◆ **THE REQUEST**:
Every record must be repeated exactly; omit any pictures they contain.
==== RAW RECORDS
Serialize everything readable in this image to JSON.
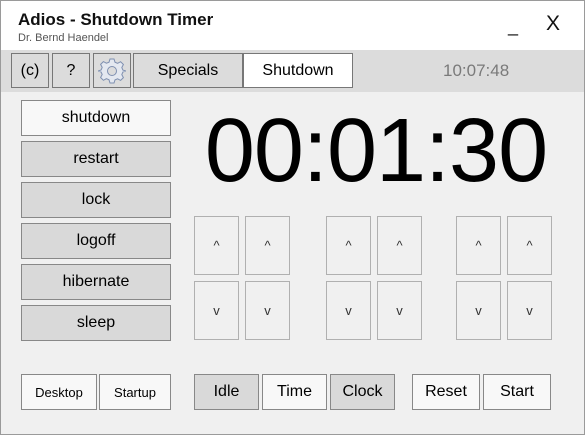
{
  "window": {
    "title": "Adios - Shutdown Timer",
    "subtitle": "Dr. Bernd Haendel",
    "minimize_label": "_",
    "close_label": "X"
  },
  "toolbar": {
    "about_label": "(c)",
    "help_label": "?",
    "settings_icon": "gear-icon",
    "specials_label": "Specials",
    "shutdown_label": "Shutdown",
    "clock": "10:07:48"
  },
  "actions": [
    "shutdown",
    "restart",
    "lock",
    "logoff",
    "hibernate",
    "sleep"
  ],
  "timer": {
    "display": "00:01:30",
    "up_label": "^",
    "down_label": "v"
  },
  "bottom": {
    "desktop_label": "Desktop",
    "startup_label": "Startup",
    "idle_label": "Idle",
    "time_label": "Time",
    "clock_label": "Clock",
    "reset_label": "Reset",
    "start_label": "Start"
  }
}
========
◆ **THE SOLUTION**:
Serialize everything readable in this image to JSON.
{
  "window": {
    "title": "Adios - Shutdown Timer",
    "subtitle": "Dr. Bernd Haendel",
    "minimize_label": "_",
    "close_label": "X"
  },
  "toolbar": {
    "about_label": "(c)",
    "help_label": "?",
    "settings_icon": "gear-icon",
    "specials_label": "Specials",
    "shutdown_label": "Shutdown",
    "clock": "10:07:48"
  },
  "actions": [
    "shutdown",
    "restart",
    "lock",
    "logoff",
    "hibernate",
    "sleep"
  ],
  "timer": {
    "display": "00:01:30",
    "up_label": "^",
    "down_label": "v"
  },
  "bottom": {
    "desktop_label": "Desktop",
    "startup_label": "Startup",
    "idle_label": "Idle",
    "time_label": "Time",
    "clock_label": "Clock",
    "reset_label": "Reset",
    "start_label": "Start"
  }
}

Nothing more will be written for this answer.